Exercise objective: Images are not part of the copy; transcribe all the data exactly.

Task inputs:
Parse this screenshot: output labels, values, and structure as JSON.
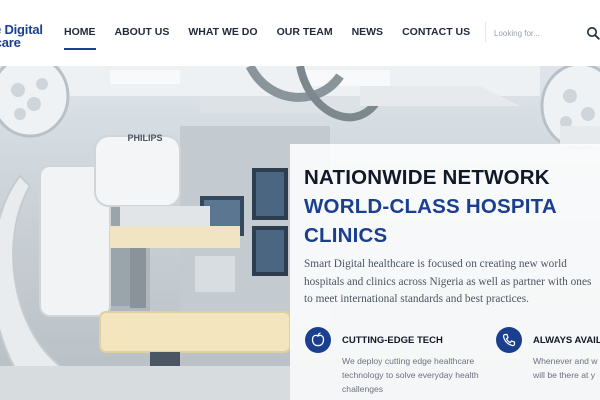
{
  "logo": {
    "line1": "e Digital",
    "line2": "hcare"
  },
  "nav": [
    {
      "label": "HOME",
      "active": true
    },
    {
      "label": "ABOUT US",
      "active": false
    },
    {
      "label": "WHAT WE DO",
      "active": false
    },
    {
      "label": "OUR TEAM",
      "active": false
    },
    {
      "label": "NEWS",
      "active": false
    },
    {
      "label": "CONTACT US",
      "active": false
    }
  ],
  "search": {
    "placeholder": "Looking for...",
    "icon": "search-icon"
  },
  "hero": {
    "image_brand_text": "PHILIPS",
    "heading_line1": "NATIONWIDE NETWORK",
    "heading_line2": "WORLD-CLASS HOSPITA",
    "heading_line3": "CLINICS",
    "description": "Smart Digital healthcare is focused on creating new world hospitals and clinics across Nigeria as well as partner with ones to meet international standards and best practices."
  },
  "features": [
    {
      "icon": "apple-icon",
      "title": "CUTTING-EDGE TECH",
      "text": "We deploy cutting edge healthcare technology to solve everyday health challenges"
    },
    {
      "icon": "phone-icon",
      "title": "ALWAYS AVAIL",
      "text": "Whenever and w need healthcare will be there at y"
    }
  ],
  "colors": {
    "brand_blue": "#1b3f8f",
    "heading_dark": "#111827"
  }
}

Output for this exercise:
Parse this screenshot: output labels, values, and structure as JSON.
{
  "logo": {
    "line1": "e Digital",
    "line2": "hcare"
  },
  "nav": [
    {
      "label": "HOME",
      "active": true
    },
    {
      "label": "ABOUT US",
      "active": false
    },
    {
      "label": "WHAT WE DO",
      "active": false
    },
    {
      "label": "OUR TEAM",
      "active": false
    },
    {
      "label": "NEWS",
      "active": false
    },
    {
      "label": "CONTACT US",
      "active": false
    }
  ],
  "search": {
    "placeholder": "Looking for...",
    "icon": "search-icon"
  },
  "hero": {
    "image_brand_text": "PHILIPS",
    "heading_line1": "NATIONWIDE NETWORK",
    "heading_line2": "WORLD-CLASS HOSPITA",
    "heading_line3": "CLINICS",
    "description": "Smart Digital healthcare is focused on creating new world hospitals and clinics across Nigeria as well as partner with ones to meet international standards and best practices."
  },
  "features": [
    {
      "icon": "apple-icon",
      "title": "CUTTING-EDGE TECH",
      "text": "We deploy cutting edge healthcare technology to solve everyday health challenges"
    },
    {
      "icon": "phone-icon",
      "title": "ALWAYS AVAIL",
      "text": "Whenever and w need healthcare will be there at y"
    }
  ],
  "colors": {
    "brand_blue": "#1b3f8f",
    "heading_dark": "#111827"
  }
}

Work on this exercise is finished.